→ **TASK INSTRUCTIONS**
What follows is a block of records; reproduce all of it verbatim.

"""

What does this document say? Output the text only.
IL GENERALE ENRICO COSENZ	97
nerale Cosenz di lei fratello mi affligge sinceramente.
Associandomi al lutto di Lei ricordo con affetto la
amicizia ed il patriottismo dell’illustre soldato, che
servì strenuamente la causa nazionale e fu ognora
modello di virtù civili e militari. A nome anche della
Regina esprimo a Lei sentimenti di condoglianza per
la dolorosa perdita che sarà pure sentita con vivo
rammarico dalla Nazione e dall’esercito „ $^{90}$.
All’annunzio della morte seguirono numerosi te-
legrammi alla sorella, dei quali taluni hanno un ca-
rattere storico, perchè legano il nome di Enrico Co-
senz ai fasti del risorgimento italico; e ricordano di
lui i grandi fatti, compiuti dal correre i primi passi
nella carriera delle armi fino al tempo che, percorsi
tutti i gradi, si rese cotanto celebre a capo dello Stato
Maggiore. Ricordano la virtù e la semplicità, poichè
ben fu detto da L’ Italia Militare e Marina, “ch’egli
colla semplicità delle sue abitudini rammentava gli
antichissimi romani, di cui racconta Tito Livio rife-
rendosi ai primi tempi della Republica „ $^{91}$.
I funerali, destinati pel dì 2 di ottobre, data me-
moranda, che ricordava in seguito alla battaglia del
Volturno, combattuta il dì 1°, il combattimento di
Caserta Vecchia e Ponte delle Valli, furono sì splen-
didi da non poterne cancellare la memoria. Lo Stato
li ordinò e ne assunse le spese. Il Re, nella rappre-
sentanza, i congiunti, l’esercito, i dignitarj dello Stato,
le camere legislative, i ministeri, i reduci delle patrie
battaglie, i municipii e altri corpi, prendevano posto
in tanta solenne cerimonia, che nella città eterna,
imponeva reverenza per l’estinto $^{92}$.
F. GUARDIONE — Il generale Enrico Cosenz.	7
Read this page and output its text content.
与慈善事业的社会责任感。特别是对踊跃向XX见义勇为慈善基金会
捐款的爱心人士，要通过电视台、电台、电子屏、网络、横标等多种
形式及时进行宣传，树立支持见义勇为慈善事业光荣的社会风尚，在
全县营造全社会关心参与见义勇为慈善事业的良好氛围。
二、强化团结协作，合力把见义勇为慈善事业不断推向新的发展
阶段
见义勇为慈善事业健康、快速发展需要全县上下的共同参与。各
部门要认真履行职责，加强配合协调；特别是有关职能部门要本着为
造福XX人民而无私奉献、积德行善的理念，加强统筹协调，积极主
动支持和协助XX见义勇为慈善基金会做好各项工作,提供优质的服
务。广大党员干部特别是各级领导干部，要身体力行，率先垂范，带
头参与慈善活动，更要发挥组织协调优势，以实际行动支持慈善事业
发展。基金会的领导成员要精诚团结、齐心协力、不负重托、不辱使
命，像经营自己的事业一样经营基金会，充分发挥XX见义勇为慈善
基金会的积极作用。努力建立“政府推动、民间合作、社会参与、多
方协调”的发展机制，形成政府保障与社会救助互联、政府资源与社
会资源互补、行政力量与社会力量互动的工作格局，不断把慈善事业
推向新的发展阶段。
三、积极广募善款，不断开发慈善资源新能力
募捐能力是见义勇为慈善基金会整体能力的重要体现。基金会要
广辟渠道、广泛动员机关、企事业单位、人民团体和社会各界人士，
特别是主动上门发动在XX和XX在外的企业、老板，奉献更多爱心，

"""

→ **RESULT**
What does this document say? Output the text only.
IL GENERALE ENRICO COSENZ	97
nerale Cosenz di lei fratello mi affligge sinceramente.
Associandomi al lutto di Lei ricordo con affetto la
amicizia ed il patriottismo dell’illustre soldato, che
servì strenuamente la causa nazionale e fu ognora
modello di virtù civili e militari. A nome anche della
Regina esprimo a Lei sentimenti di condoglianza per
la dolorosa perdita che sarà pure sentita con vivo
rammarico dalla Nazione e dall’esercito „ $^{90}$.
All’annunzio della morte seguirono numerosi te-
legrammi alla sorella, dei quali taluni hanno un ca-
rattere storico, perchè legano il nome di Enrico Co-
senz ai fasti del risorgimento italico; e ricordano di
lui i grandi fatti, compiuti dal correre i primi passi
nella carriera delle armi fino al tempo che, percorsi
tutti i gradi, si rese cotanto celebre a capo dello Stato
Maggiore. Ricordano la virtù e la semplicità, poichè
ben fu detto da L’ Italia Militare e Marina, “ch’egli
colla semplicità delle sue abitudini rammentava gli
antichissimi romani, di cui racconta Tito Livio rife-
rendosi ai primi tempi della Republica „ $^{91}$.
I funerali, destinati pel dì 2 di ottobre, data me-
moranda, che ricordava in seguito alla battaglia del
Volturno, combattuta il dì 1°, il combattimento di
Caserta Vecchia e Ponte delle Valli, furono sì splen-
didi da non poterne cancellare la memoria. Lo Stato
li ordinò e ne assunse le spese. Il Re, nella rappre-
sentanza, i congiunti, l’esercito, i dignitarj dello Stato,
le camere legislative, i ministeri, i reduci delle patrie
battaglie, i municipii e altri corpi, prendevano posto
in tanta solenne cerimonia, che nella città eterna,
imponeva reverenza per l’estinto $^{92}$.
F. GUARDIONE — Il generale Enrico Cosenz.	7
Read this page and output its text content.
与慈善事业的社会责任感。特别是对踊跃向XX见义勇为慈善基金会
捐款的爱心人士，要通过电视台、电台、电子屏、网络、横标等多种
形式及时进行宣传，树立支持见义勇为慈善事业光荣的社会风尚，在
全县营造全社会关心参与见义勇为慈善事业的良好氛围。
二、强化团结协作，合力把见义勇为慈善事业不断推向新的发展
阶段
见义勇为慈善事业健康、快速发展需要全县上下的共同参与。各
部门要认真履行职责，加强配合协调；特别是有关职能部门要本着为
造福XX人民而无私奉献、积德行善的理念，加强统筹协调，积极主
动支持和协助XX见义勇为慈善基金会做好各项工作,提供优质的服
务。广大党员干部特别是各级领导干部，要身体力行，率先垂范，带
头参与慈善活动，更要发挥组织协调优势，以实际行动支持慈善事业
发展。基金会的领导成员要精诚团结、齐心协力、不负重托、不辱使
命，像经营自己的事业一样经营基金会，充分发挥XX见义勇为慈善
基金会的积极作用。努力建立“政府推动、民间合作、社会参与、多
方协调”的发展机制，形成政府保障与社会救助互联、政府资源与社
会资源互补、行政力量与社会力量互动的工作格局，不断把慈善事业
推向新的发展阶段。
三、积极广募善款，不断开发慈善资源新能力
募捐能力是见义勇为慈善基金会整体能力的重要体现。基金会要
广辟渠道、广泛动员机关、企事业单位、人民团体和社会各界人士，
特别是主动上门发动在XX和XX在外的企业、老板，奉献更多爱心，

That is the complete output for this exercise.